[Excerpts from a figure dataset]
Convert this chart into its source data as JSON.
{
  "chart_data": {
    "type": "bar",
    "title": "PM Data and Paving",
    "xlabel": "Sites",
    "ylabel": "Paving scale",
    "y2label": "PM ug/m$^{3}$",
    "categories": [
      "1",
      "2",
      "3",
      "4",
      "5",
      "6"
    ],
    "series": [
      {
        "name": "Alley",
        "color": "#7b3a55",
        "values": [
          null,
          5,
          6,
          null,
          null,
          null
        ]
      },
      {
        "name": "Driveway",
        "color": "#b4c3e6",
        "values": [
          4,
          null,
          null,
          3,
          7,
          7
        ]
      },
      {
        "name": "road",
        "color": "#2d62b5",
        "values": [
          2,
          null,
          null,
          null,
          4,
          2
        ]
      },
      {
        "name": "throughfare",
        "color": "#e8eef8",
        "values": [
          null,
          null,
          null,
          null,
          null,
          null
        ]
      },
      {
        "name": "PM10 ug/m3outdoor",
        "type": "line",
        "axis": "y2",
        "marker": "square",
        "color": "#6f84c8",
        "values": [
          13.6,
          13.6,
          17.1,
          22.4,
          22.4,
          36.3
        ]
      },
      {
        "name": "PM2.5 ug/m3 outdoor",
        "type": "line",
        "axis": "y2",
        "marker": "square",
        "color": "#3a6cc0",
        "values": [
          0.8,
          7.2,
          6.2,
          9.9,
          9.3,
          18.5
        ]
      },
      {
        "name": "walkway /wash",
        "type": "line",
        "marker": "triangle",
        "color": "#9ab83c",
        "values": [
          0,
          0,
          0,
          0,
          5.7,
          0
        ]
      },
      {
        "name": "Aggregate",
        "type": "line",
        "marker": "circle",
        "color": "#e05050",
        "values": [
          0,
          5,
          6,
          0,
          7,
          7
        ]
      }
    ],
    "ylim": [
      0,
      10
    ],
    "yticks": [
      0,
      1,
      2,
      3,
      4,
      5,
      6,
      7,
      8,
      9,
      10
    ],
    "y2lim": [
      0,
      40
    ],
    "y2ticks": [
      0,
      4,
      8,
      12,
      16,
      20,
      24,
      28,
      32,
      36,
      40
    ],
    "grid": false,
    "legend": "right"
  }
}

...

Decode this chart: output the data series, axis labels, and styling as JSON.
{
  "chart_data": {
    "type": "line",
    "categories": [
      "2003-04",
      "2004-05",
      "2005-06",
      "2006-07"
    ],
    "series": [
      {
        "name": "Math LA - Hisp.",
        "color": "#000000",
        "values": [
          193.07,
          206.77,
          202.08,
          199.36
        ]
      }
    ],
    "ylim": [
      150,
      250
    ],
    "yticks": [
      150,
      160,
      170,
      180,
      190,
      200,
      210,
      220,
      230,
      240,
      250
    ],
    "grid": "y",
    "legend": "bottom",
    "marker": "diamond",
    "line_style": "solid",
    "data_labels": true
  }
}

...

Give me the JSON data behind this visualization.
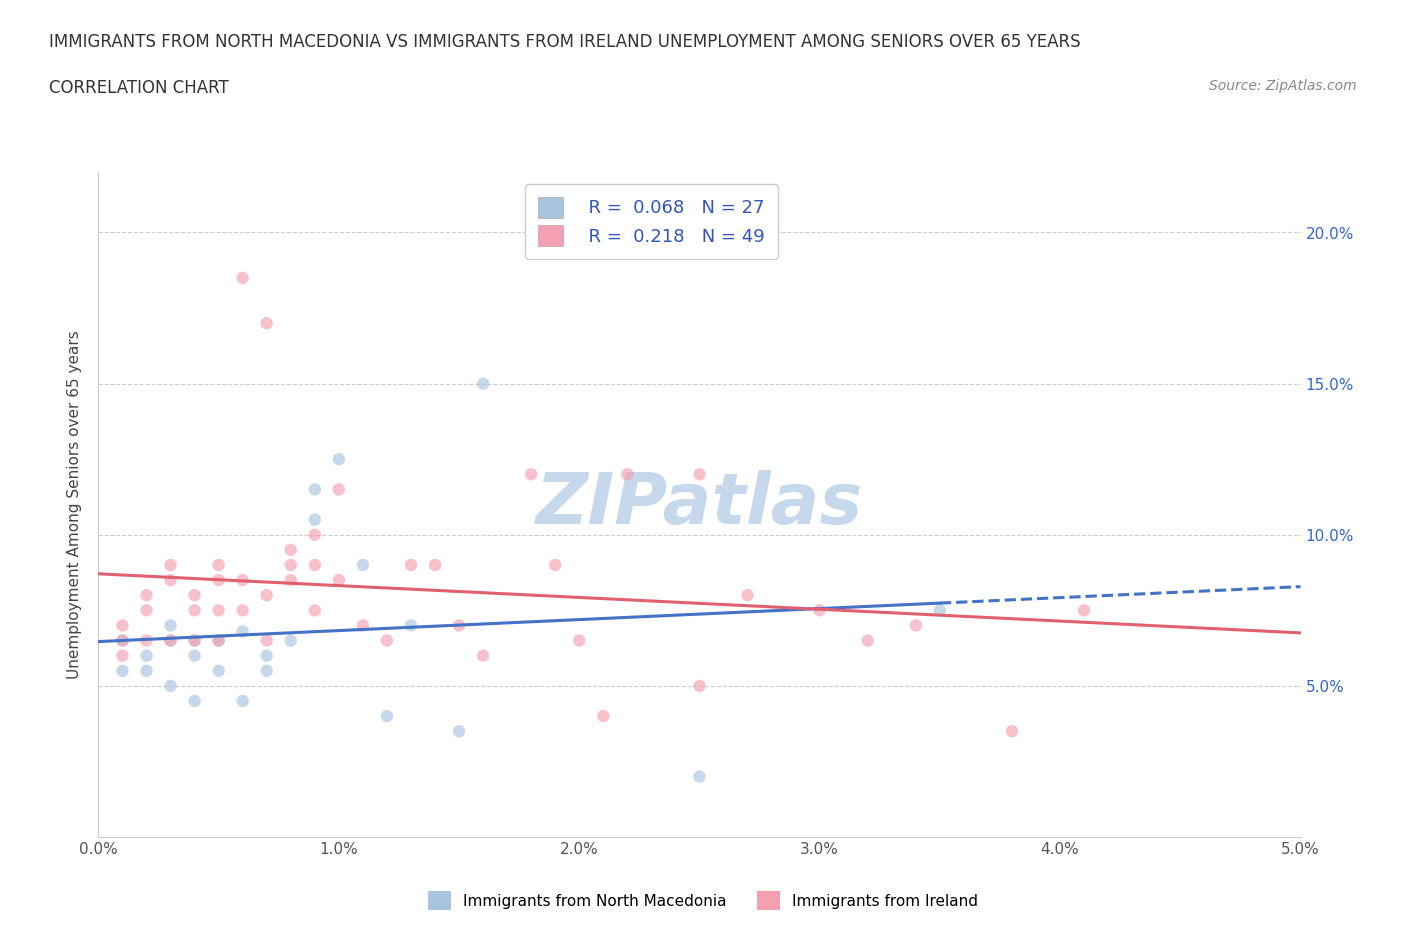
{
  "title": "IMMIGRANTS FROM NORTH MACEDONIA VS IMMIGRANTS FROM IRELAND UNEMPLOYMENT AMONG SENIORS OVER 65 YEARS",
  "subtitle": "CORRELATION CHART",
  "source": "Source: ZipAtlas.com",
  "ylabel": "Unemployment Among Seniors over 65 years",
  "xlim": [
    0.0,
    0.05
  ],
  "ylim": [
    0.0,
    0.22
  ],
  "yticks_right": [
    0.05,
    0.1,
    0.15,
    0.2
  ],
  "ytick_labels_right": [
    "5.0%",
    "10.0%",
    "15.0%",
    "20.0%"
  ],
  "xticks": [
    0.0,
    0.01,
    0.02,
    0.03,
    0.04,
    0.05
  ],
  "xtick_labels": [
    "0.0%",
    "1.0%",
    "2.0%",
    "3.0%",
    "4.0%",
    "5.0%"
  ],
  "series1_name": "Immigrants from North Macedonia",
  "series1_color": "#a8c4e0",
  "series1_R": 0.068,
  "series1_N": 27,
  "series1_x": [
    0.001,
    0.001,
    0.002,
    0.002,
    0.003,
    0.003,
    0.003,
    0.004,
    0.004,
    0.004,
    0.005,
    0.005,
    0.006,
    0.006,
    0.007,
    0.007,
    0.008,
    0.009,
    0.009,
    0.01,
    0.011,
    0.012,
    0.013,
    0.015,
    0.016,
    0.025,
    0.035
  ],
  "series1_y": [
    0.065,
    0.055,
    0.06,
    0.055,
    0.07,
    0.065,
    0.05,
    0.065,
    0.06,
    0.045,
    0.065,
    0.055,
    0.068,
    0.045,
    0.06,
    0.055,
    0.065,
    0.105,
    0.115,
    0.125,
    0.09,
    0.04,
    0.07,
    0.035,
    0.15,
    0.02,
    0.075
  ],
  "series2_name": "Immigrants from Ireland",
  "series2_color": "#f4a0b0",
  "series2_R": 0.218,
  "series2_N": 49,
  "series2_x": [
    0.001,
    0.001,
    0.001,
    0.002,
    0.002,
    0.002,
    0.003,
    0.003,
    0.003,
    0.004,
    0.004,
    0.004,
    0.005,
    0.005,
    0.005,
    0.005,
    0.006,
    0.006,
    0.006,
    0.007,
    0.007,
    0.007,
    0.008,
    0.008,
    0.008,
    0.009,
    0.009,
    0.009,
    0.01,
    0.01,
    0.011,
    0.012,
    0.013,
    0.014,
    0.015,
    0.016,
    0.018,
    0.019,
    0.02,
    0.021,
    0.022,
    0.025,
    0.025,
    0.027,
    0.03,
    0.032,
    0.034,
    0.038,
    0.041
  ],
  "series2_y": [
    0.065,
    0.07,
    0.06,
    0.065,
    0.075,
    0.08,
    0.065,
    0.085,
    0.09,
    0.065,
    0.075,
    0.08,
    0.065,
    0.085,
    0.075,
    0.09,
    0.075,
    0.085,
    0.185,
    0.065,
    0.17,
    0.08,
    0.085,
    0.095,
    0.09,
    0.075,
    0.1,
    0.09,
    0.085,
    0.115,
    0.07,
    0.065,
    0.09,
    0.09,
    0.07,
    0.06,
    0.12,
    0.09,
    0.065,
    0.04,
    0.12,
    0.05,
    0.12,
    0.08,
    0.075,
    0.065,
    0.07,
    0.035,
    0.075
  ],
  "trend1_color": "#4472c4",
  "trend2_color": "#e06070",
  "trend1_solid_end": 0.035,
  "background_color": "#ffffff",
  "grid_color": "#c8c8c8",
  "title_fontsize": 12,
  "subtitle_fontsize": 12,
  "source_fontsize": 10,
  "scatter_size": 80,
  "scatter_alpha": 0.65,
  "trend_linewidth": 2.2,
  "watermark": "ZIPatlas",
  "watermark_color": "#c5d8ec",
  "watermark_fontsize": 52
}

» **Exercise**: Copy out each line of the entries that holds "marker".

» **Exercise answer**:
        "marker": "square",
        "marker": "square",
        "marker": "triangle",
        "marker": "circle",
    "marker": "diamond",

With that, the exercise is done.